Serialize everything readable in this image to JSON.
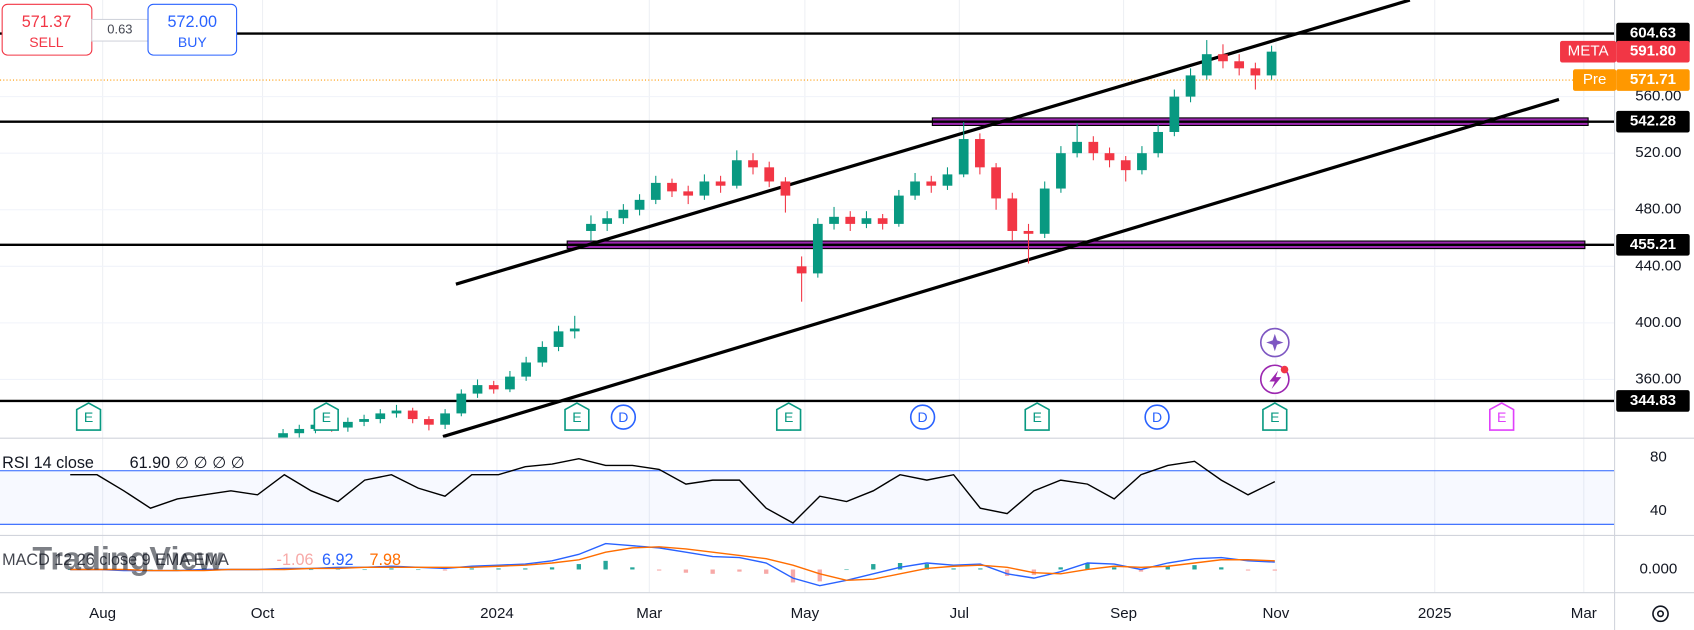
{
  "chart_data": {
    "type": "candlestick",
    "symbol": "META",
    "ohlc": [
      [
        318,
        325,
        315,
        322
      ],
      [
        322,
        328,
        319,
        325
      ],
      [
        325,
        331,
        322,
        328
      ],
      [
        328,
        331,
        323,
        326
      ],
      [
        326,
        333,
        323,
        330
      ],
      [
        330,
        335,
        327,
        332
      ],
      [
        332,
        339,
        329,
        336
      ],
      [
        336,
        342,
        333,
        338
      ],
      [
        338,
        340,
        329,
        332
      ],
      [
        332,
        334,
        324,
        328
      ],
      [
        328,
        339,
        325,
        336
      ],
      [
        336,
        353,
        334,
        350
      ],
      [
        350,
        360,
        347,
        356
      ],
      [
        356,
        359,
        350,
        353
      ],
      [
        353,
        366,
        351,
        362
      ],
      [
        362,
        376,
        359,
        372
      ],
      [
        372,
        387,
        369,
        383
      ],
      [
        383,
        398,
        380,
        394
      ],
      [
        394,
        405,
        389,
        396
      ],
      [
        465,
        476,
        458,
        470
      ],
      [
        470,
        479,
        465,
        474
      ],
      [
        474,
        484,
        470,
        480
      ],
      [
        480,
        491,
        476,
        487
      ],
      [
        487,
        504,
        484,
        499
      ],
      [
        499,
        502,
        489,
        493
      ],
      [
        493,
        497,
        484,
        490
      ],
      [
        490,
        505,
        487,
        500
      ],
      [
        500,
        504,
        492,
        497
      ],
      [
        497,
        522,
        495,
        515
      ],
      [
        515,
        520,
        505,
        510
      ],
      [
        510,
        514,
        496,
        500
      ],
      [
        500,
        503,
        478,
        490
      ],
      [
        440,
        447,
        415,
        435
      ],
      [
        435,
        474,
        432,
        470
      ],
      [
        470,
        482,
        466,
        475
      ],
      [
        475,
        479,
        465,
        470
      ],
      [
        470,
        479,
        467,
        474
      ],
      [
        474,
        477,
        466,
        470
      ],
      [
        470,
        494,
        468,
        490
      ],
      [
        490,
        506,
        487,
        500
      ],
      [
        500,
        504,
        492,
        497
      ],
      [
        497,
        510,
        494,
        505
      ],
      [
        505,
        542,
        503,
        530
      ],
      [
        530,
        534,
        505,
        510
      ],
      [
        510,
        513,
        480,
        488
      ],
      [
        488,
        492,
        458,
        465
      ],
      [
        465,
        470,
        442,
        463
      ],
      [
        463,
        500,
        460,
        495
      ],
      [
        495,
        525,
        492,
        520
      ],
      [
        520,
        541,
        517,
        528
      ],
      [
        528,
        532,
        515,
        520
      ],
      [
        520,
        524,
        510,
        515
      ],
      [
        515,
        518,
        500,
        508
      ],
      [
        508,
        525,
        505,
        520
      ],
      [
        520,
        540,
        517,
        535
      ],
      [
        535,
        565,
        532,
        560
      ],
      [
        560,
        580,
        556,
        575
      ],
      [
        575,
        600,
        572,
        590
      ],
      [
        590,
        597,
        580,
        585
      ],
      [
        585,
        590,
        575,
        580
      ],
      [
        580,
        584,
        565,
        575
      ],
      [
        575,
        596,
        572,
        591.8
      ]
    ],
    "up_color": "#089981",
    "down_color": "#f23645",
    "ylim": [
      318.85,
      628.32
    ],
    "yticks": [
      {
        "value": 360,
        "label": "360.00"
      },
      {
        "value": 400,
        "label": "400.00"
      },
      {
        "value": 440,
        "label": "440.00"
      },
      {
        "value": 480,
        "label": "480.00"
      },
      {
        "value": 520,
        "label": "520.00"
      },
      {
        "value": 560,
        "label": "560.00"
      }
    ],
    "grid": true,
    "hlines": [
      604.63,
      542.28,
      455.21,
      344.83
    ],
    "trendlines": [
      {
        "start": 427.4,
        "end": 628.3
      },
      {
        "start": 319.6,
        "end": 558.0
      }
    ],
    "last": {
      "symbol": "META",
      "value": 591.8,
      "label": "591.80",
      "color": "#f23645"
    },
    "premarket": {
      "name": "Pre",
      "value": 571.71,
      "color": "#ff9800"
    },
    "trade": {
      "sell": {
        "price": 571.37,
        "action": "SELL"
      },
      "spread": 0.63,
      "buy": {
        "price": 572,
        "price_label": "572.00",
        "action": "BUY"
      }
    },
    "time_axis": [
      "Aug",
      "Oct",
      "2024",
      "Mar",
      "May",
      "Jul",
      "Sep",
      "Nov",
      "2025",
      "Mar"
    ],
    "events": [
      "E",
      "E",
      "E",
      "D",
      "E",
      "D",
      "E",
      "D",
      "E",
      "E"
    ],
    "rsi": {
      "name": "RSI 14 close",
      "value_label": "61.90",
      "extra": "∅ ∅ ∅ ∅",
      "color": "#000000",
      "values": [
        67,
        67,
        55,
        42,
        49,
        52,
        55,
        52,
        67,
        55,
        47,
        63,
        67,
        57,
        51,
        67,
        67,
        73,
        75,
        79,
        74,
        74,
        71,
        60,
        63,
        63,
        42,
        31,
        51,
        47,
        55,
        67,
        63,
        67,
        42,
        38,
        55,
        63,
        60,
        49,
        67,
        74,
        77,
        63,
        52,
        61.9
      ],
      "ylim": [
        22.9,
        93.9
      ],
      "yticks": [
        40,
        80
      ],
      "bands": [
        30,
        70
      ]
    },
    "macd": {
      "name": "MACD 12 26 close 9 EMA EMA",
      "ylim": [
        -21,
        30
      ],
      "yticks": [
        {
          "value": 0,
          "label": "0.000"
        }
      ],
      "histogram": {
        "color": "#f7a9a7",
        "values": [
          0,
          0,
          -1,
          0,
          0,
          1,
          0,
          0,
          1,
          0,
          1,
          0,
          1,
          0,
          -1,
          1,
          1,
          1,
          2,
          5,
          8,
          2,
          -1,
          -3,
          -4,
          -2,
          -4,
          -12,
          -11,
          0,
          5,
          6,
          5,
          1,
          1,
          -6,
          -5,
          2,
          6,
          2,
          -2,
          3,
          4,
          2,
          -1,
          -1.06
        ]
      },
      "series": [
        {
          "color": "#2962ff",
          "values": [
            0,
            0,
            -1,
            -1,
            -1,
            0,
            0,
            0,
            1,
            1,
            2,
            2,
            3,
            2,
            1,
            3,
            4,
            5,
            8,
            14,
            24,
            22,
            20,
            16,
            12,
            11,
            6,
            -8,
            -15,
            -10,
            -4,
            2,
            6,
            4,
            5,
            -4,
            -8,
            -2,
            6,
            5,
            0,
            6,
            10,
            11,
            8,
            6.92
          ]
        },
        {
          "color": "#ff6d00",
          "values": [
            0,
            0,
            0,
            -1,
            -1,
            -1,
            0,
            0,
            0,
            1,
            1,
            2,
            2,
            2,
            2,
            2,
            3,
            4,
            6,
            9,
            16,
            20,
            21,
            19,
            16,
            13,
            10,
            4,
            -4,
            -10,
            -9,
            -4,
            1,
            3,
            4,
            2,
            -3,
            -4,
            0,
            3,
            2,
            3,
            6,
            9,
            9,
            7.98
          ]
        }
      ]
    },
    "watermark": "TradingView"
  }
}
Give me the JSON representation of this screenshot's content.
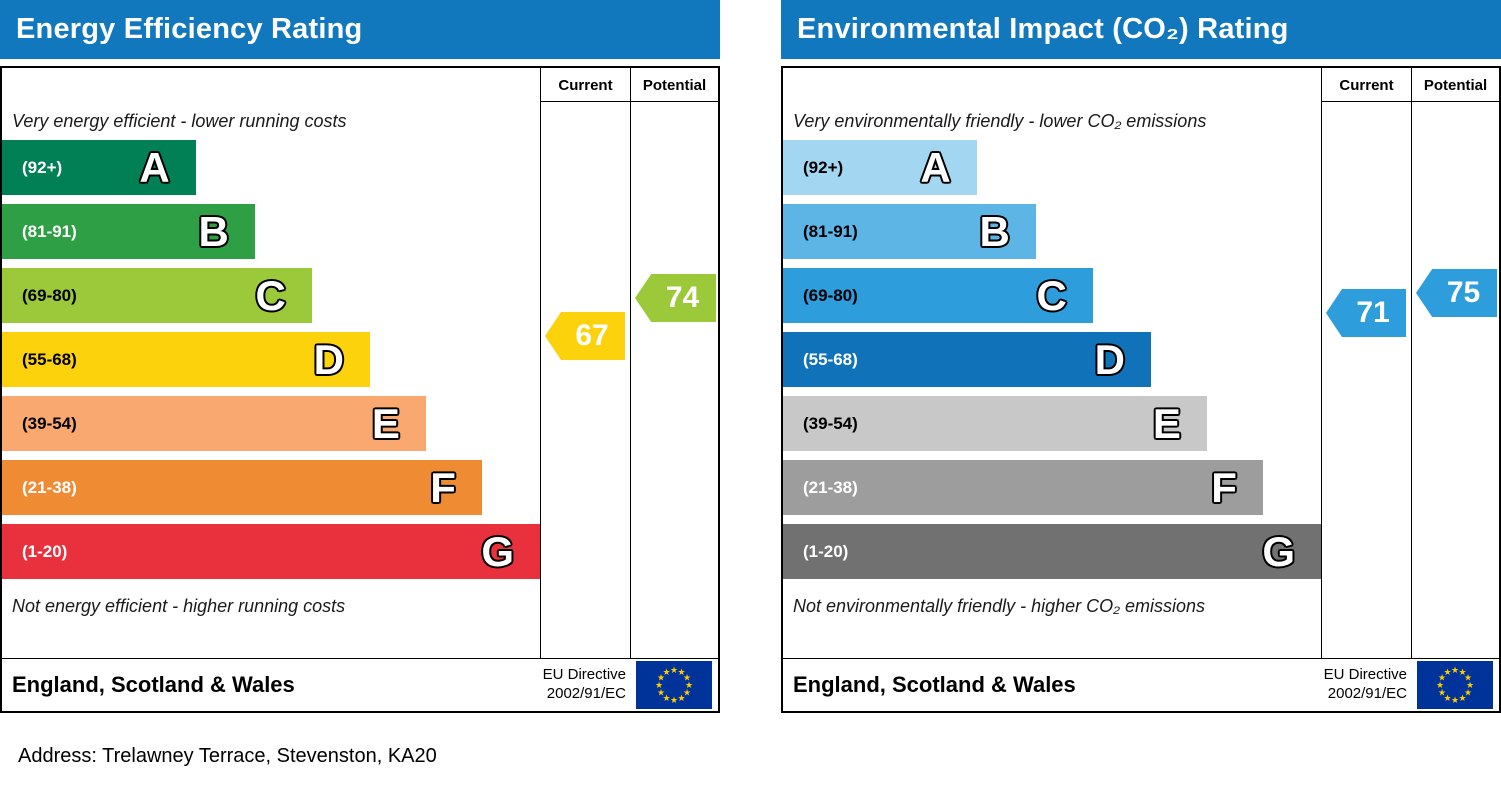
{
  "address": "Address: Trelawney Terrace, Stevenston, KA20",
  "chart_data": [
    {
      "type": "bar",
      "chart_kind": "epc-rating-band-chart",
      "title": "Energy Efficiency Rating",
      "columns": [
        "Current",
        "Potential"
      ],
      "top_caption": "Very energy efficient - lower running costs",
      "bottom_caption": "Not energy efficient - higher running costs",
      "score_range": [
        1,
        100
      ],
      "bands": [
        {
          "letter": "A",
          "range": "(92+)",
          "min": 92,
          "max": 100,
          "color": "#008054",
          "width_pct": 36,
          "range_color": "#ffffff"
        },
        {
          "letter": "B",
          "range": "(81-91)",
          "min": 81,
          "max": 91,
          "color": "#2e9f44",
          "width_pct": 47,
          "range_color": "#ffffff"
        },
        {
          "letter": "C",
          "range": "(69-80)",
          "min": 69,
          "max": 80,
          "color": "#9bc93a",
          "width_pct": 57.6,
          "range_color": "#000000"
        },
        {
          "letter": "D",
          "range": "(55-68)",
          "min": 55,
          "max": 68,
          "color": "#fcd20c",
          "width_pct": 68.4,
          "range_color": "#000000"
        },
        {
          "letter": "E",
          "range": "(39-54)",
          "min": 39,
          "max": 54,
          "color": "#f9a870",
          "width_pct": 78.8,
          "range_color": "#000000"
        },
        {
          "letter": "F",
          "range": "(21-38)",
          "min": 21,
          "max": 38,
          "color": "#ef8b33",
          "width_pct": 89.2,
          "range_color": "#ffffff"
        },
        {
          "letter": "G",
          "range": "(1-20)",
          "min": 1,
          "max": 20,
          "color": "#e9303d",
          "width_pct": 100,
          "range_color": "#ffffff"
        }
      ],
      "current": {
        "value": 67,
        "color": "#fcd20c"
      },
      "potential": {
        "value": 74,
        "color": "#9bc93a"
      },
      "footer": {
        "region": "England, Scotland & Wales",
        "directive_line1": "EU Directive",
        "directive_line2": "2002/91/EC"
      }
    },
    {
      "type": "bar",
      "chart_kind": "epc-rating-band-chart",
      "title": "Environmental Impact (CO₂) Rating",
      "columns": [
        "Current",
        "Potential"
      ],
      "top_caption": "Very environmentally friendly - lower CO₂ emissions",
      "bottom_caption": "Not environmentally friendly - higher CO₂ emissions",
      "score_range": [
        1,
        100
      ],
      "bands": [
        {
          "letter": "A",
          "range": "(92+)",
          "min": 92,
          "max": 100,
          "color": "#a3d7f1",
          "width_pct": 36,
          "range_color": "#000000"
        },
        {
          "letter": "B",
          "range": "(81-91)",
          "min": 81,
          "max": 91,
          "color": "#5cb5e5",
          "width_pct": 47,
          "range_color": "#000000"
        },
        {
          "letter": "C",
          "range": "(69-80)",
          "min": 69,
          "max": 80,
          "color": "#2d9ddb",
          "width_pct": 57.6,
          "range_color": "#000000"
        },
        {
          "letter": "D",
          "range": "(55-68)",
          "min": 55,
          "max": 68,
          "color": "#1072b9",
          "width_pct": 68.4,
          "range_color": "#ffffff"
        },
        {
          "letter": "E",
          "range": "(39-54)",
          "min": 39,
          "max": 54,
          "color": "#c8c8c8",
          "width_pct": 78.8,
          "range_color": "#000000"
        },
        {
          "letter": "F",
          "range": "(21-38)",
          "min": 21,
          "max": 38,
          "color": "#9d9d9d",
          "width_pct": 89.2,
          "range_color": "#ffffff"
        },
        {
          "letter": "G",
          "range": "(1-20)",
          "min": 1,
          "max": 20,
          "color": "#717171",
          "width_pct": 100,
          "range_color": "#ffffff"
        }
      ],
      "current": {
        "value": 71,
        "color": "#2d9ddb"
      },
      "potential": {
        "value": 75,
        "color": "#2d9ddb"
      },
      "footer": {
        "region": "England, Scotland & Wales",
        "directive_line1": "EU Directive",
        "directive_line2": "2002/91/EC"
      }
    }
  ],
  "colors": {
    "header_bg": "#1278bd",
    "flag_bg": "#003399",
    "flag_star": "#ffcc00"
  }
}
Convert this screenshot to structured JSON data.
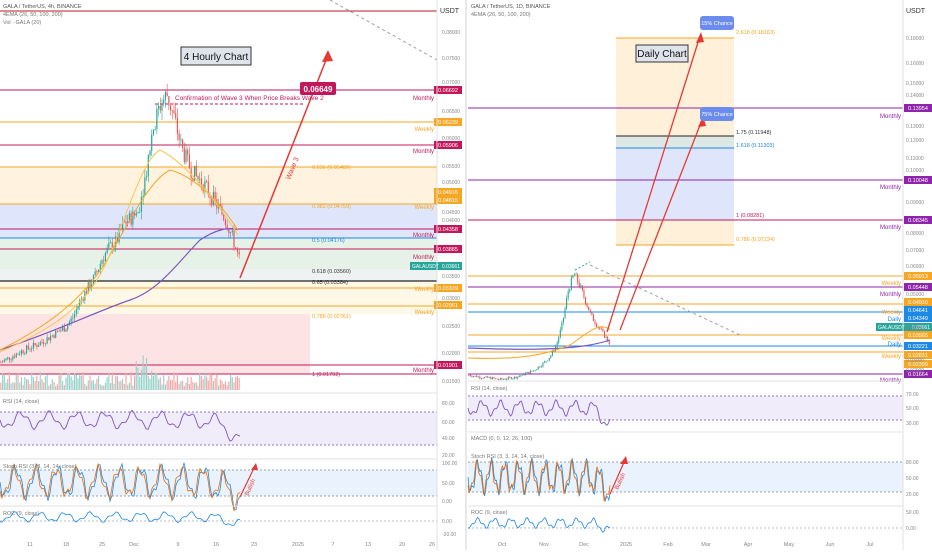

————————

• STATED GOAL
Where does the word "costs" appear in the listing? List each line that holds it.

• TASK RESULT
      "top_caption": "Very energy efficient - lower running costs",
      "bottom_caption": "Not energy efficient - higher running costs",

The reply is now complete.